Segment Start: The data
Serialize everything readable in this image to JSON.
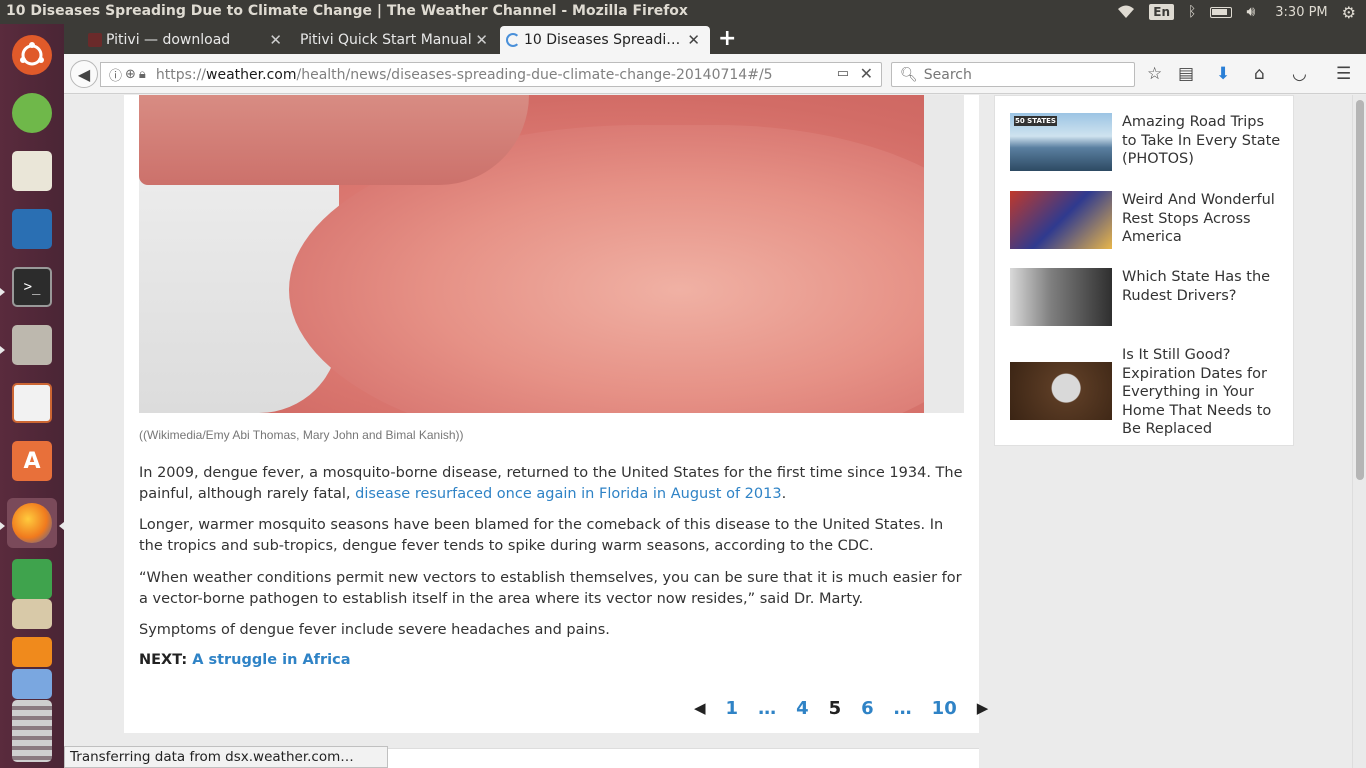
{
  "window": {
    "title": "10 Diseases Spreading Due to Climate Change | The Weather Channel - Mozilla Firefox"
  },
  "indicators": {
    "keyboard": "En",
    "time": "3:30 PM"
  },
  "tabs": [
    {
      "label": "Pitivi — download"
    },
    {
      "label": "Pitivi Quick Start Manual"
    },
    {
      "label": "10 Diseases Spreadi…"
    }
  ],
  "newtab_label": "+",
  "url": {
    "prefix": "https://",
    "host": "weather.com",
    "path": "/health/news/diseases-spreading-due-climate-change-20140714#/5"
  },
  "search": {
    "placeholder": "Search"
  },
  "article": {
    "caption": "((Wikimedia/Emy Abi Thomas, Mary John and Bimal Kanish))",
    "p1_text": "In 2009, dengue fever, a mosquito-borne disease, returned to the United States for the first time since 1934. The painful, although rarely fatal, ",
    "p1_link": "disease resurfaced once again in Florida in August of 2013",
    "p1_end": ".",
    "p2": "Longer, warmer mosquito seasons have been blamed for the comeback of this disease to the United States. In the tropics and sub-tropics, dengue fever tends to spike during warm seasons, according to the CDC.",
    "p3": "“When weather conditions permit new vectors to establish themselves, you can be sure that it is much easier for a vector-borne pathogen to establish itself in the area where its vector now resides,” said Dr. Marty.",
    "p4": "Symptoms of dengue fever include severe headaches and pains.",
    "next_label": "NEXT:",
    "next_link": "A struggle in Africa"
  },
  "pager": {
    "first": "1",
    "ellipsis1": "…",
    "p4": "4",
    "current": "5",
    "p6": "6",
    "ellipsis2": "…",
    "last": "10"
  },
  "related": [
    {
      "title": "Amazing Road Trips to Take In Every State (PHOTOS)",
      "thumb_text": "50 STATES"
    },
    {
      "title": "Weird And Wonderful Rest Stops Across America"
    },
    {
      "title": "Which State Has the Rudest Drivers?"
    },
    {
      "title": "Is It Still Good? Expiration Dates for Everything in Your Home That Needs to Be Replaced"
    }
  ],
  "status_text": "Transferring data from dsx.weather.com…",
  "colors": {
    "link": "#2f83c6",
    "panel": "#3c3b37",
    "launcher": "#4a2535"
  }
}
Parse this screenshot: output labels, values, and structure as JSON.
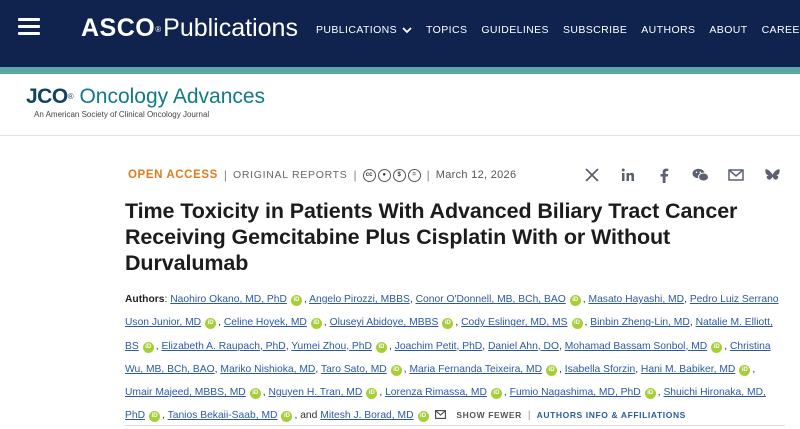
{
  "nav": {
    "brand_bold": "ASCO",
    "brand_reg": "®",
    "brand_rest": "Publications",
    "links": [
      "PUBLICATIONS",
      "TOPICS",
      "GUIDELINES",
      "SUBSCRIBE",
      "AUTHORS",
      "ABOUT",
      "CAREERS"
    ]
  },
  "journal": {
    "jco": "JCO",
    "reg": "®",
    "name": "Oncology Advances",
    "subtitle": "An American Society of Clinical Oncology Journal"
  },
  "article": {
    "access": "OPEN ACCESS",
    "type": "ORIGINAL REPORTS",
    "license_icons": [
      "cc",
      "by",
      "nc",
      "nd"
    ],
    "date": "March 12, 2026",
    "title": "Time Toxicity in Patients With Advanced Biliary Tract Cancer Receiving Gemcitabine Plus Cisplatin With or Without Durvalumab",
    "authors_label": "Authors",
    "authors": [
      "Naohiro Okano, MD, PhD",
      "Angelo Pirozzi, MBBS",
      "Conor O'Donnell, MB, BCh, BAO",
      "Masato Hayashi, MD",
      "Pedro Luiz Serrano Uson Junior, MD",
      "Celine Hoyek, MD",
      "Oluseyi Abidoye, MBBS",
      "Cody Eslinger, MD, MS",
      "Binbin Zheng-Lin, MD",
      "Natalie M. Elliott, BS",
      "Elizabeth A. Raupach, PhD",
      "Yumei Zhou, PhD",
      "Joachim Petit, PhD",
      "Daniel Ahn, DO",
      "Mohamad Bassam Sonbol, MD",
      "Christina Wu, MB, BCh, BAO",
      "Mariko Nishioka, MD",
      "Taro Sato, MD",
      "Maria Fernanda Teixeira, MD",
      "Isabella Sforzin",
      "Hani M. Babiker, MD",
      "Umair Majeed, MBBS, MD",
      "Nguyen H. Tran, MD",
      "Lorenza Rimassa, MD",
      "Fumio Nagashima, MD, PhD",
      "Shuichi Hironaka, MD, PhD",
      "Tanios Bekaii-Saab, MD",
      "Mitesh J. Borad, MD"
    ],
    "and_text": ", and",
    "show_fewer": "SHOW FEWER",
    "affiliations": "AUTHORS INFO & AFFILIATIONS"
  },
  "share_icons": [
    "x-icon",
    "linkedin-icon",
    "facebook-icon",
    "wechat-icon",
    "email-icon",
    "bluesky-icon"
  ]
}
Segment End: The data
— Your goal —
The answer must reproduce every line of the records above exactly, with all pictures left out.

— Task response —
Serialize everything readable in this image to JSON.
{
  "window": {
    "title": "10 Diseases Spreading Due to Climate Change | The Weather Channel - Mozilla Firefox"
  },
  "indicators": {
    "keyboard": "En",
    "time": "3:30 PM"
  },
  "tabs": [
    {
      "label": "Pitivi — download"
    },
    {
      "label": "Pitivi Quick Start Manual"
    },
    {
      "label": "10 Diseases Spreadi…"
    }
  ],
  "newtab_label": "+",
  "url": {
    "prefix": "https://",
    "host": "weather.com",
    "path": "/health/news/diseases-spreading-due-climate-change-20140714#/5"
  },
  "search": {
    "placeholder": "Search"
  },
  "article": {
    "caption": "((Wikimedia/Emy Abi Thomas, Mary John and Bimal Kanish))",
    "p1_text": "In 2009, dengue fever, a mosquito-borne disease, returned to the United States for the first time since 1934. The painful, although rarely fatal, ",
    "p1_link": "disease resurfaced once again in Florida in August of 2013",
    "p1_end": ".",
    "p2": "Longer, warmer mosquito seasons have been blamed for the comeback of this disease to the United States. In the tropics and sub-tropics, dengue fever tends to spike during warm seasons, according to the CDC.",
    "p3": "“When weather conditions permit new vectors to establish themselves, you can be sure that it is much easier for a vector-borne pathogen to establish itself in the area where its vector now resides,” said Dr. Marty.",
    "p4": "Symptoms of dengue fever include severe headaches and pains.",
    "next_label": "NEXT:",
    "next_link": "A struggle in Africa"
  },
  "pager": {
    "first": "1",
    "ellipsis1": "…",
    "p4": "4",
    "current": "5",
    "p6": "6",
    "ellipsis2": "…",
    "last": "10"
  },
  "related": [
    {
      "title": "Amazing Road Trips to Take In Every State (PHOTOS)",
      "thumb_text": "50 STATES"
    },
    {
      "title": "Weird And Wonderful Rest Stops Across America"
    },
    {
      "title": "Which State Has the Rudest Drivers?"
    },
    {
      "title": "Is It Still Good? Expiration Dates for Everything in Your Home That Needs to Be Replaced"
    }
  ],
  "status_text": "Transferring data from dsx.weather.com…",
  "colors": {
    "link": "#2f83c6",
    "panel": "#3c3b37",
    "launcher": "#4a2535"
  }
}
Parse this screenshot: output labels, values, and structure as JSON.
{
  "nav": {
    "brand_bold": "ASCO",
    "brand_reg": "®",
    "brand_rest": "Publications",
    "links": [
      "PUBLICATIONS",
      "TOPICS",
      "GUIDELINES",
      "SUBSCRIBE",
      "AUTHORS",
      "ABOUT",
      "CAREERS"
    ]
  },
  "journal": {
    "jco": "JCO",
    "reg": "®",
    "name": "Oncology Advances",
    "subtitle": "An American Society of Clinical Oncology Journal"
  },
  "article": {
    "access": "OPEN ACCESS",
    "type": "ORIGINAL REPORTS",
    "license_icons": [
      "cc",
      "by",
      "nc",
      "nd"
    ],
    "date": "March 12, 2026",
    "title": "Time Toxicity in Patients With Advanced Biliary Tract Cancer Receiving Gemcitabine Plus Cisplatin With or Without Durvalumab",
    "authors_label": "Authors",
    "authors": [
      "Naohiro Okano, MD, PhD",
      "Angelo Pirozzi, MBBS",
      "Conor O'Donnell, MB, BCh, BAO",
      "Masato Hayashi, MD",
      "Pedro Luiz Serrano Uson Junior, MD",
      "Celine Hoyek, MD",
      "Oluseyi Abidoye, MBBS",
      "Cody Eslinger, MD, MS",
      "Binbin Zheng-Lin, MD",
      "Natalie M. Elliott, BS",
      "Elizabeth A. Raupach, PhD",
      "Yumei Zhou, PhD",
      "Joachim Petit, PhD",
      "Daniel Ahn, DO",
      "Mohamad Bassam Sonbol, MD",
      "Christina Wu, MB, BCh, BAO",
      "Mariko Nishioka, MD",
      "Taro Sato, MD",
      "Maria Fernanda Teixeira, MD",
      "Isabella Sforzin",
      "Hani M. Babiker, MD",
      "Umair Majeed, MBBS, MD",
      "Nguyen H. Tran, MD",
      "Lorenza Rimassa, MD",
      "Fumio Nagashima, MD, PhD",
      "Shuichi Hironaka, MD, PhD",
      "Tanios Bekaii-Saab, MD",
      "Mitesh J. Borad, MD"
    ],
    "and_text": ", and",
    "show_fewer": "SHOW FEWER",
    "affiliations": "AUTHORS INFO & AFFILIATIONS"
  },
  "share_icons": [
    "x-icon",
    "linkedin-icon",
    "facebook-icon",
    "wechat-icon",
    "email-icon",
    "bluesky-icon"
  ]
}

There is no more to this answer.